(Exercise input)

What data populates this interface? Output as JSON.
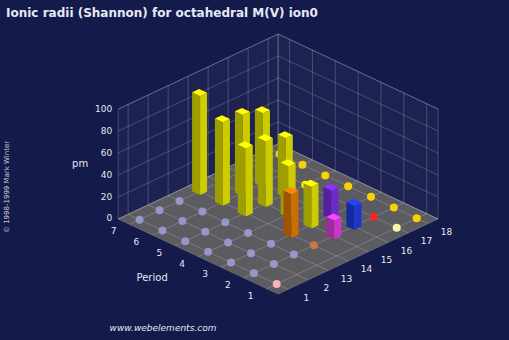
{
  "chart_data": {
    "type": "bar3d",
    "title": "Ionic radii (Shannon) for octahedral M(V) ion0",
    "ylabel": "Period",
    "zlabel": "pm",
    "categories": [
      1,
      2,
      13,
      14,
      15,
      16,
      17,
      18
    ],
    "y_categories": [
      1,
      2,
      3,
      4,
      5,
      6,
      7
    ],
    "zlim": [
      0,
      100
    ],
    "zticks": [
      0,
      20,
      40,
      60,
      80,
      100
    ],
    "grid": true,
    "bars": [
      {
        "category": 15,
        "y_category": 2,
        "value": 17,
        "color": "#FF44FF"
      },
      {
        "category": 16,
        "y_category": 2,
        "value": 22,
        "color": "#2244FF"
      },
      {
        "category": 14,
        "y_category": 3,
        "value": 40,
        "color": "#FF8800"
      },
      {
        "category": 15,
        "y_category": 3,
        "value": 38,
        "color": "#FFFF00"
      },
      {
        "category": 16,
        "y_category": 3,
        "value": 26,
        "color": "#8833FF"
      },
      {
        "category": 15,
        "y_category": 4,
        "value": 47,
        "color": "#FFFF00"
      },
      {
        "category": 14,
        "y_category": 5,
        "value": 62,
        "color": "#FFFF00"
      },
      {
        "category": 15,
        "y_category": 5,
        "value": 60,
        "color": "#FFFF00"
      },
      {
        "category": 16,
        "y_category": 5,
        "value": 54,
        "color": "#FFFF00"
      },
      {
        "category": 14,
        "y_category": 6,
        "value": 76,
        "color": "#FFFF00"
      },
      {
        "category": 15,
        "y_category": 6,
        "value": 74,
        "color": "#FFFF00"
      },
      {
        "category": 16,
        "y_category": 6,
        "value": 67,
        "color": "#FFFF00"
      },
      {
        "category": 14,
        "y_category": 7,
        "value": 90,
        "color": "#FFFF00"
      }
    ],
    "dots": [
      {
        "category": 1,
        "y_category": 1,
        "color": "#FFB6C1"
      },
      {
        "category": 17,
        "y_category": 1,
        "color": "#FFFFAA"
      },
      {
        "category": 18,
        "y_category": 1,
        "color": "#FFD700"
      },
      {
        "category": 1,
        "y_category": 2,
        "color": "#9999CC"
      },
      {
        "category": 2,
        "y_category": 2,
        "color": "#9999CC"
      },
      {
        "category": 13,
        "y_category": 2,
        "color": "#9999CC"
      },
      {
        "category": 14,
        "y_category": 2,
        "color": "#CC7744"
      },
      {
        "category": 17,
        "y_category": 2,
        "color": "#FF2222"
      },
      {
        "category": 18,
        "y_category": 2,
        "color": "#FFD700"
      },
      {
        "category": 1,
        "y_category": 3,
        "color": "#9999CC"
      },
      {
        "category": 2,
        "y_category": 3,
        "color": "#9999CC"
      },
      {
        "category": 13,
        "y_category": 3,
        "color": "#9999CC"
      },
      {
        "category": 17,
        "y_category": 3,
        "color": "#008800"
      },
      {
        "category": 18,
        "y_category": 3,
        "color": "#FFD700"
      },
      {
        "category": 1,
        "y_category": 4,
        "color": "#9999CC"
      },
      {
        "category": 2,
        "y_category": 4,
        "color": "#9999CC"
      },
      {
        "category": 13,
        "y_category": 4,
        "color": "#9999CC"
      },
      {
        "category": 17,
        "y_category": 4,
        "color": "#880000"
      },
      {
        "category": 18,
        "y_category": 4,
        "color": "#FFD700"
      },
      {
        "category": 1,
        "y_category": 5,
        "color": "#9999CC"
      },
      {
        "category": 2,
        "y_category": 5,
        "color": "#9999CC"
      },
      {
        "category": 13,
        "y_category": 5,
        "color": "#9999CC"
      },
      {
        "category": 17,
        "y_category": 5,
        "color": "#FFFF00"
      },
      {
        "category": 18,
        "y_category": 5,
        "color": "#FFD700"
      },
      {
        "category": 1,
        "y_category": 6,
        "color": "#9999CC"
      },
      {
        "category": 2,
        "y_category": 6,
        "color": "#9999CC"
      },
      {
        "category": 13,
        "y_category": 6,
        "color": "#9999CC"
      },
      {
        "category": 17,
        "y_category": 6,
        "color": "#FFFF00"
      },
      {
        "category": 18,
        "y_category": 6,
        "color": "#FFD700"
      },
      {
        "category": 1,
        "y_category": 7,
        "color": "#9999CC"
      },
      {
        "category": 2,
        "y_category": 7,
        "color": "#9999CC"
      },
      {
        "category": 13,
        "y_category": 7,
        "color": "#9999CC"
      },
      {
        "category": 15,
        "y_category": 7,
        "color": "#FFFF00"
      },
      {
        "category": 16,
        "y_category": 7,
        "color": "#FFFF00"
      },
      {
        "category": 17,
        "y_category": 7,
        "color": "#FFFF00"
      },
      {
        "category": 18,
        "y_category": 7,
        "color": "#FFD700"
      }
    ],
    "annotations": [
      "www.webelements.com",
      "© 1998-1999 Mark Winter"
    ]
  }
}
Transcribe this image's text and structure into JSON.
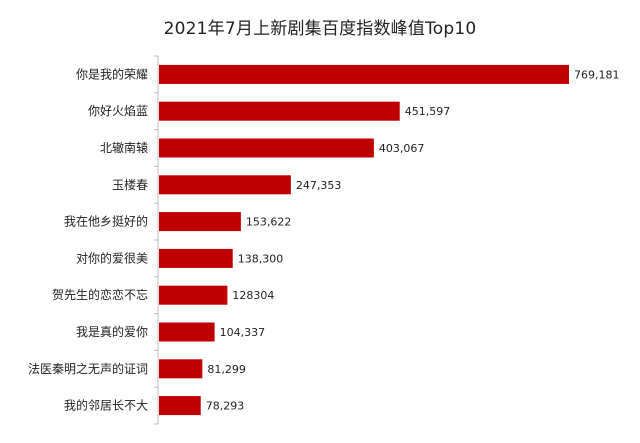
{
  "chart_data": {
    "type": "bar",
    "orientation": "horizontal",
    "title": "2021年7月上新剧集百度指数峰值Top10",
    "categories": [
      "你是我的荣耀",
      "你好火焰蓝",
      "北辙南辕",
      "玉楼春",
      "我在他乡挺好的",
      "对你的爱很美",
      "贺先生的恋恋不忘",
      "我是真的爱你",
      "法医秦明之无声的证词",
      "我的邻居长不大"
    ],
    "values": [
      769181,
      451597,
      403067,
      247353,
      153622,
      138300,
      128304,
      104337,
      81299,
      78293
    ],
    "value_labels": [
      "769,181",
      "451,597",
      "403,067",
      "247,353",
      "153,622",
      "138,300",
      "128304",
      "104,337",
      "81,299",
      "78,293"
    ],
    "xlim": [
      0,
      800000
    ],
    "bar_color": "#c00000",
    "axis_color": "#bfbfbf",
    "grid": false,
    "legend": "none",
    "xlabel": "",
    "ylabel": ""
  }
}
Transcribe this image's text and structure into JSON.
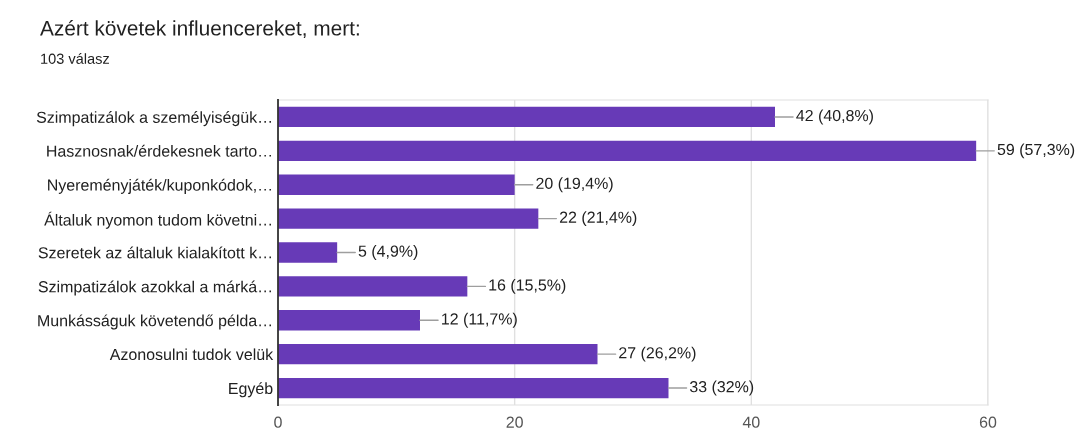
{
  "chart_data": {
    "type": "bar",
    "orientation": "horizontal",
    "title": "Azért követek influencereket, mert:",
    "subtitle": "103 válasz",
    "categories": [
      "Szimpatizálok a személyiségük…",
      "Hasznosnak/érdekesnek tarto…",
      "Nyereményjáték/kuponkódok,…",
      "Általuk nyomon tudom követni…",
      "Szeretek az általuk kialakított k…",
      "Szimpatizálok azokkal a márká…",
      "Munkásságuk követendő példa…",
      "Azonosulni tudok velük",
      "Egyéb"
    ],
    "values": [
      42,
      59,
      20,
      22,
      5,
      16,
      12,
      27,
      33
    ],
    "value_labels": [
      "42 (40,8%)",
      "59 (57,3%)",
      "20 (19,4%)",
      "22 (21,4%)",
      "5 (4,9%)",
      "16 (15,5%)",
      "12 (11,7%)",
      "27 (26,2%)",
      "33 (32%)"
    ],
    "color": "#673ab7",
    "xlim": [
      0,
      60
    ],
    "xticks": [
      0,
      20,
      40,
      60
    ],
    "grid": "x"
  }
}
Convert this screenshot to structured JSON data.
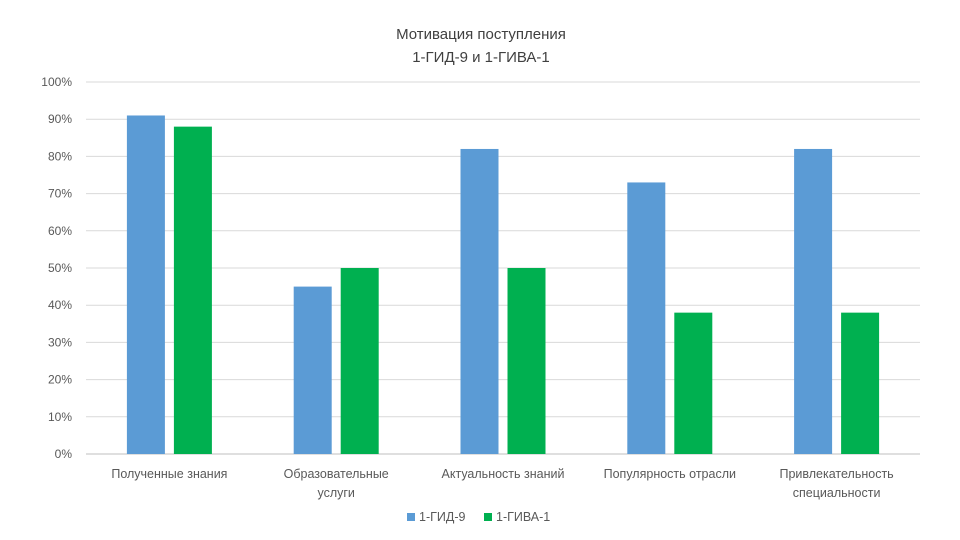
{
  "chart_data": {
    "type": "bar",
    "title": [
      "Мотивация поступления",
      "1-ГИД-9 и 1-ГИВА-1"
    ],
    "categories": [
      [
        "Полученные знания"
      ],
      [
        "Образовательные",
        "услуги"
      ],
      [
        "Актуальность знаний"
      ],
      [
        "Популярность отрасли"
      ],
      [
        "Привлекательность",
        "специальности"
      ]
    ],
    "series": [
      {
        "name": "1-ГИД-9",
        "color": "#5b9bd5",
        "values": [
          91,
          45,
          82,
          73,
          82
        ]
      },
      {
        "name": "1-ГИВА-1",
        "color": "#00b050",
        "values": [
          88,
          50,
          50,
          38,
          38
        ]
      }
    ],
    "ylim": [
      0,
      100
    ],
    "yticks": [
      "0%",
      "10%",
      "20%",
      "30%",
      "40%",
      "50%",
      "60%",
      "70%",
      "80%",
      "90%",
      "100%"
    ],
    "grid": true,
    "legend_position": "bottom"
  }
}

(Requirement) From the line containing "Convert this screenshot" through the last line of the records, both included, output those lines exactly and nothing else; skip the pictures.

(The response)
Convert this screenshot to structured JSON data.
{
  "chart_data": {
    "type": "bar",
    "title": [
      "Мотивация поступления",
      "1-ГИД-9 и 1-ГИВА-1"
    ],
    "categories": [
      [
        "Полученные знания"
      ],
      [
        "Образовательные",
        "услуги"
      ],
      [
        "Актуальность знаний"
      ],
      [
        "Популярность отрасли"
      ],
      [
        "Привлекательность",
        "специальности"
      ]
    ],
    "series": [
      {
        "name": "1-ГИД-9",
        "color": "#5b9bd5",
        "values": [
          91,
          45,
          82,
          73,
          82
        ]
      },
      {
        "name": "1-ГИВА-1",
        "color": "#00b050",
        "values": [
          88,
          50,
          50,
          38,
          38
        ]
      }
    ],
    "ylim": [
      0,
      100
    ],
    "yticks": [
      "0%",
      "10%",
      "20%",
      "30%",
      "40%",
      "50%",
      "60%",
      "70%",
      "80%",
      "90%",
      "100%"
    ],
    "grid": true,
    "legend_position": "bottom"
  }
}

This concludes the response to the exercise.